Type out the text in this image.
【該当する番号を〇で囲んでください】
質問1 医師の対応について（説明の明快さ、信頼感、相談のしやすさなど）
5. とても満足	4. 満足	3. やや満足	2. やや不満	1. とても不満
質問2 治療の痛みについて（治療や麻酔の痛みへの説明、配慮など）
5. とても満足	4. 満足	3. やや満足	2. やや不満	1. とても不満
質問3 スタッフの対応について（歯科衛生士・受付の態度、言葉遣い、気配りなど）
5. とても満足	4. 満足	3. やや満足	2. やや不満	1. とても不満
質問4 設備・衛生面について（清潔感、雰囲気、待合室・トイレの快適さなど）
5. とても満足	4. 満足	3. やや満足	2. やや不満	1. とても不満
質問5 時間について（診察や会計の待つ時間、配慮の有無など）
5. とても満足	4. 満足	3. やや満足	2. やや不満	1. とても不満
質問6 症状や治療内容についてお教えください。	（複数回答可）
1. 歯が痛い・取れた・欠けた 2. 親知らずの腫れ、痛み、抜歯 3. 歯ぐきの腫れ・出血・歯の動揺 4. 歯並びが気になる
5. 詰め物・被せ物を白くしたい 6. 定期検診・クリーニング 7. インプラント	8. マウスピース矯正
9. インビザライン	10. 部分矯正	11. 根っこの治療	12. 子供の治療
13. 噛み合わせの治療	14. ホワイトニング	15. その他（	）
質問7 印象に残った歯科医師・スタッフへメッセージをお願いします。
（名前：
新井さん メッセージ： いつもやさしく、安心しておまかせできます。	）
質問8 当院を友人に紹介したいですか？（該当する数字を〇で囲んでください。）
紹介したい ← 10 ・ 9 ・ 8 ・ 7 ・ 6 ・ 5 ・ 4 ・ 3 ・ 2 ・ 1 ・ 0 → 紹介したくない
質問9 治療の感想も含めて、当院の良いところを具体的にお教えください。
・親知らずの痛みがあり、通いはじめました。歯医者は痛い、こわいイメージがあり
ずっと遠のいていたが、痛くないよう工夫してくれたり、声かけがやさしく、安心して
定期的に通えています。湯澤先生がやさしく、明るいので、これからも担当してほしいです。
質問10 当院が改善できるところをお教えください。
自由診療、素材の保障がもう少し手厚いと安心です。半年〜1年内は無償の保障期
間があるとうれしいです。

********************

**Request**.
Copy out every entry again, exactly as it was given.

**Response to this task**.
Type out the text in this image.
【該当する番号を〇で囲んでください】
質問1 医師の対応について（説明の明快さ、信頼感、相談のしやすさなど）
5. とても満足	4. 満足	3. やや満足	2. やや不満	1. とても不満
質問2 治療の痛みについて（治療や麻酔の痛みへの説明、配慮など）
5. とても満足	4. 満足	3. やや満足	2. やや不満	1. とても不満
質問3 スタッフの対応について（歯科衛生士・受付の態度、言葉遣い、気配りなど）
5. とても満足	4. 満足	3. やや満足	2. やや不満	1. とても不満
質問4 設備・衛生面について（清潔感、雰囲気、待合室・トイレの快適さなど）
5. とても満足	4. 満足	3. やや満足	2. やや不満	1. とても不満
質問5 時間について（診察や会計の待つ時間、配慮の有無など）
5. とても満足	4. 満足	3. やや満足	2. やや不満	1. とても不満
質問6 症状や治療内容についてお教えください。	（複数回答可）
1. 歯が痛い・取れた・欠けた 2. 親知らずの腫れ、痛み、抜歯 3. 歯ぐきの腫れ・出血・歯の動揺 4. 歯並びが気になる
5. 詰め物・被せ物を白くしたい 6. 定期検診・クリーニング 7. インプラント	8. マウスピース矯正
9. インビザライン	10. 部分矯正	11. 根っこの治療	12. 子供の治療
13. 噛み合わせの治療	14. ホワイトニング	15. その他（	）
質問7 印象に残った歯科医師・スタッフへメッセージをお願いします。
（名前：
新井さん メッセージ： いつもやさしく、安心しておまかせできます。	）
質問8 当院を友人に紹介したいですか？（該当する数字を〇で囲んでください。）
紹介したい ← 10 ・ 9 ・ 8 ・ 7 ・ 6 ・ 5 ・ 4 ・ 3 ・ 2 ・ 1 ・ 0 → 紹介したくない
質問9 治療の感想も含めて、当院の良いところを具体的にお教えください。
・親知らずの痛みがあり、通いはじめました。歯医者は痛い、こわいイメージがあり
ずっと遠のいていたが、痛くないよう工夫してくれたり、声かけがやさしく、安心して
定期的に通えています。湯澤先生がやさしく、明るいので、これからも担当してほしいです。
質問10 当院が改善できるところをお教えください。
自由診療、素材の保障がもう少し手厚いと安心です。半年〜1年内は無償の保障期
間があるとうれしいです。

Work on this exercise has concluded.